◆ **TASK PROMPT**
Copy each of the entries below faithfully, setting aside any pictures.

· · ·

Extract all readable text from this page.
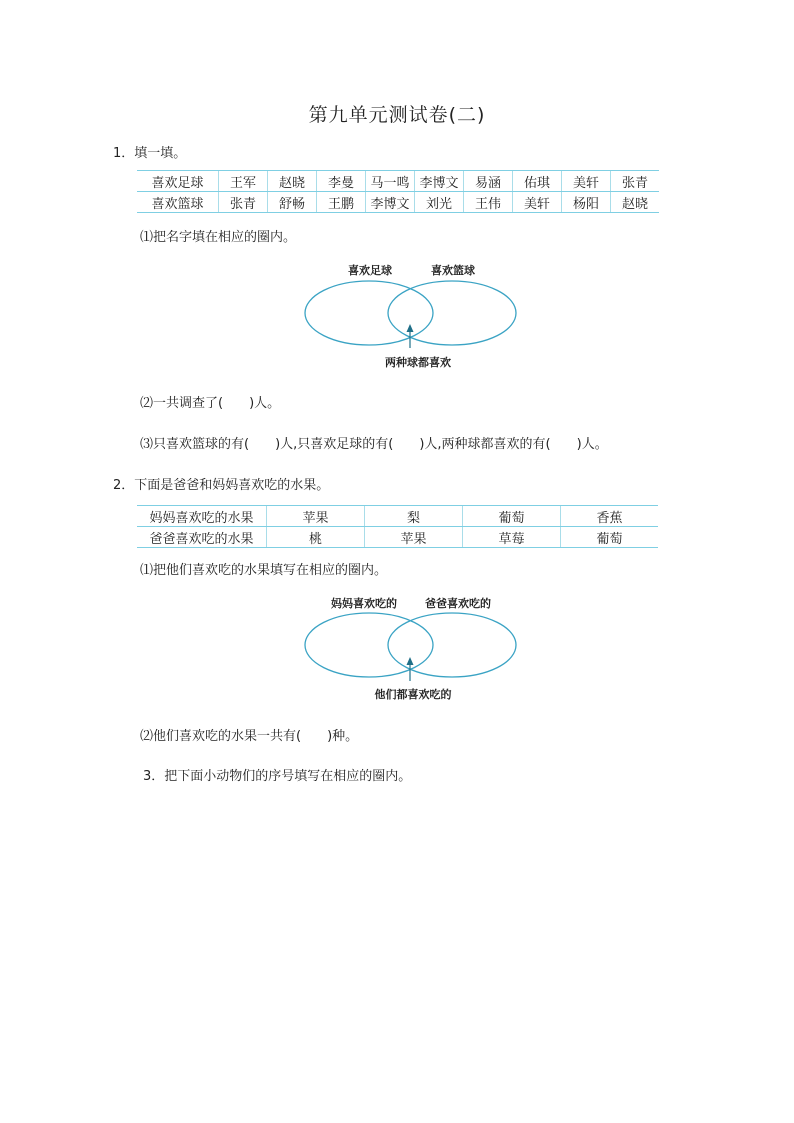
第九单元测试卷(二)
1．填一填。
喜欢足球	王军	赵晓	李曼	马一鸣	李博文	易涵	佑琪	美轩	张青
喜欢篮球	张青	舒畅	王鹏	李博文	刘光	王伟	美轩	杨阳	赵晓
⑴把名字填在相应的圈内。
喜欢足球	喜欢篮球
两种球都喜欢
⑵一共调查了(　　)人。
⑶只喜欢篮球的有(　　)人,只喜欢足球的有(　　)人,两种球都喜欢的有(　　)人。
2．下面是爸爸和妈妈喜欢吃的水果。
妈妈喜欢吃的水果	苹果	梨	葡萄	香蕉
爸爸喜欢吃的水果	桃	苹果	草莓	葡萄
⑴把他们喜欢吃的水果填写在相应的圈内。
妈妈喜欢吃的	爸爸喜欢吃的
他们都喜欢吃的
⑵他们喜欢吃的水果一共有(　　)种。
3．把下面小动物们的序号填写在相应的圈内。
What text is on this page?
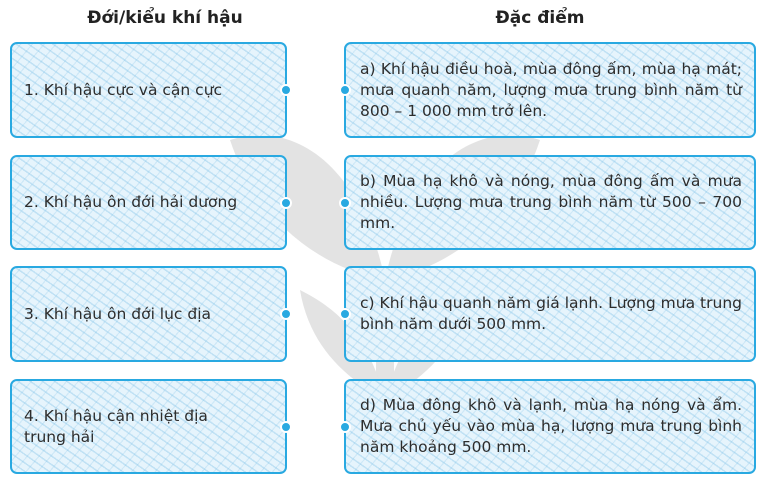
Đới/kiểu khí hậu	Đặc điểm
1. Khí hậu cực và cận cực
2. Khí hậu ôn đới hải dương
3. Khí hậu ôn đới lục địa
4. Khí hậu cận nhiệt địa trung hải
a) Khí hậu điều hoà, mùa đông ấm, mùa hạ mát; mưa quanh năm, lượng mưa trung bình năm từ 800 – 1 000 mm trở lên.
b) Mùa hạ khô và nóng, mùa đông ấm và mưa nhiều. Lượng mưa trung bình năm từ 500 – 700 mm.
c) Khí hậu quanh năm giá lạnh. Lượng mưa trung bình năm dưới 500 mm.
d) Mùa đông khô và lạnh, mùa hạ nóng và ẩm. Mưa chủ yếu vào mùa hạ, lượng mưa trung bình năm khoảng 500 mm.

· · ·

◆ **EXPECTED ANSWER**
Extract all readable text from this page.
第九单元测试卷(二)
1．填一填。
喜欢足球	王军	赵晓	李曼	马一鸣	李博文	易涵	佑琪	美轩	张青
喜欢篮球	张青	舒畅	王鹏	李博文	刘光	王伟	美轩	杨阳	赵晓
⑴把名字填在相应的圈内。
喜欢足球	喜欢篮球
两种球都喜欢
⑵一共调查了(　　)人。
⑶只喜欢篮球的有(　　)人,只喜欢足球的有(　　)人,两种球都喜欢的有(　　)人。
2．下面是爸爸和妈妈喜欢吃的水果。
妈妈喜欢吃的水果	苹果	梨	葡萄	香蕉
爸爸喜欢吃的水果	桃	苹果	草莓	葡萄
⑴把他们喜欢吃的水果填写在相应的圈内。
妈妈喜欢吃的	爸爸喜欢吃的
他们都喜欢吃的
⑵他们喜欢吃的水果一共有(　　)种。
3．把下面小动物们的序号填写在相应的圈内。
What text is on this page?
Đới/kiểu khí hậu	Đặc điểm
1. Khí hậu cực và cận cực
2. Khí hậu ôn đới hải dương
3. Khí hậu ôn đới lục địa
4. Khí hậu cận nhiệt địa trung hải
a) Khí hậu điều hoà, mùa đông ấm, mùa hạ mát; mưa quanh năm, lượng mưa trung bình năm từ 800 – 1 000 mm trở lên.
b) Mùa hạ khô và nóng, mùa đông ấm và mưa nhiều. Lượng mưa trung bình năm từ 500 – 700 mm.
c) Khí hậu quanh năm giá lạnh. Lượng mưa trung bình năm dưới 500 mm.
d) Mùa đông khô và lạnh, mùa hạ nóng và ẩm. Mưa chủ yếu vào mùa hạ, lượng mưa trung bình năm khoảng 500 mm.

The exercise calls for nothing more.